*SET TASK*. Retype exactly the lines from the one containing "What text is on this page?" through the last line of the records below, including both, and leave out any pictures.

[Saved entries]

══════════════════════════════

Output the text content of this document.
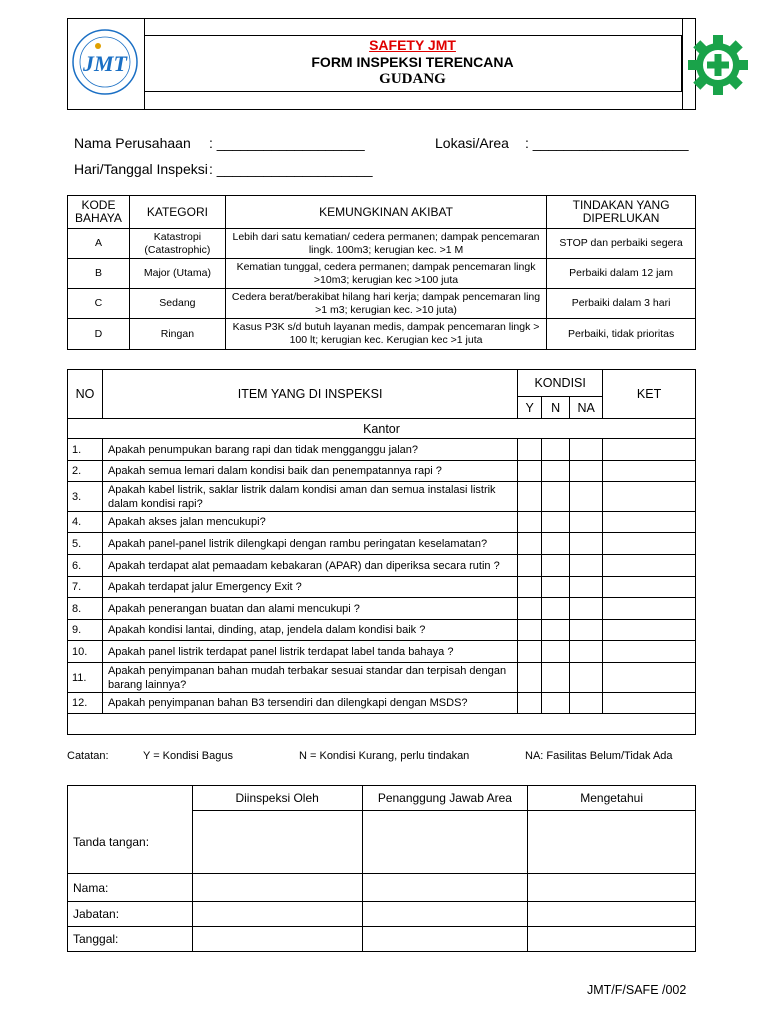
JMT
SAFETY JMT
FORM INSPEKSI TERENCANA
GUDANG
Nama Perusahaan : ___________________	Lokasi/Area : ____________________
Hari/Tanggal Inspeksi : ____________________
KODE BAHAYA	KATEGORI	KEMUNGKINAN AKIBAT	TINDAKAN YANG DIPERLUKAN
A	Katastropi (Catastrophic)	Lebih dari satu kematian/ cedera permanen; dampak pencemaran lingk. 100m3; kerugian kec. >1 M	STOP dan perbaiki segera
B	Major (Utama)	Kematian tunggal, cedera permanen; dampak pencemaran lingk >10m3; kerugian kec >100 juta	Perbaiki dalam 12 jam
C	Sedang	Cedera berat/berakibat hilang hari kerja; dampak pencemaran ling >1 m3; kerugian kec. >10 juta)	Perbaiki dalam 3 hari
D	Ringan	Kasus P3K s/d butuh layanan medis, dampak pencemaran lingk > 100 lt; kerugian kec. Kerugian kec >1 juta	Perbaiki, tidak prioritas
NO	ITEM YANG DI INSPEKSI	KONDISI			KET
		Y	N	NA	
Kantor					
1.	Apakah penumpukan barang rapi dan tidak mengganggu jalan?				
2.	Apakah semua lemari dalam kondisi baik dan penempatannya rapi ?				
3.	Apakah kabel listrik, saklar listrik dalam kondisi aman dan semua instalasi listrik dalam kondisi rapi?				
4.	Apakah akses jalan mencukupi?				
5.	Apakah panel-panel listrik dilengkapi dengan rambu peringatan keselamatan?				
6.	Apakah terdapat alat pemaadam kebakaran (APAR) dan diperiksa secara rutin ?				
7.	Apakah terdapat jalur Emergency Exit ?				
8.	Apakah penerangan buatan dan alami mencukupi ?				
9.	Apakah kondisi lantai, dinding, atap, jendela dalam kondisi baik ?				
10.	Apakah panel listrik terdapat panel listrik terdapat label tanda bahaya ?				
11.	Apakah penyimpanan bahan mudah terbakar sesuai standar dan terpisah dengan barang lainnya?				
12.	Apakah penyimpanan bahan B3 tersendiri dan dilengkapi dengan MSDS?				

Catatan:	Y = Kondisi Bagus	N = Kondisi Kurang, perlu tindakan	NA: Fasilitas Belum/Tidak Ada
	Diinspeksi Oleh	Penanggung Jawab Area	Mengetahui
Tanda tangan:			
Nama:			
Jabatan:			
Tanggal:			
JMT/F/SAFE /002
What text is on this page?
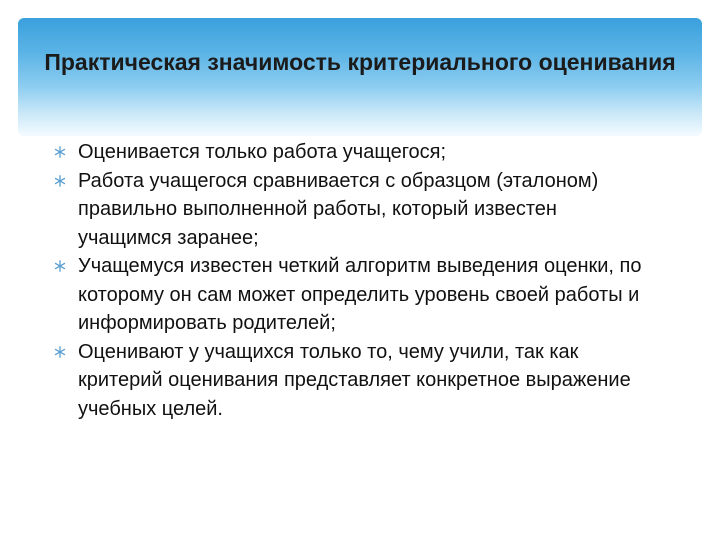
Практическая значимость критериального оценивания
Оценивается только работа учащегося;
Работа учащегося сравнивается с образцом (эталоном) правильно выполненной работы, который известен учащимся заранее;
Учащемуся известен четкий алгоритм выведения оценки, по которому он сам может определить уровень своей работы и информировать родителей;
Оценивают у учащихся только то, чему учили, так как критерий оценивания представляет конкретное выражение учебных целей.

══════════════════════════════

*WRITTEN SOLUTION*.
What text is on this page?
Практическая значимость критериального оценивания
Оценивается только работа учащегося;
Работа учащегося сравнивается с образцом (эталоном) правильно выполненной работы, который известен учащимся заранее;
Учащемуся известен четкий алгоритм выведения оценки, по которому он сам может определить уровень своей работы и информировать родителей;
Оценивают у учащихся только то, чему учили, так как критерий оценивания представляет конкретное выражение учебных целей.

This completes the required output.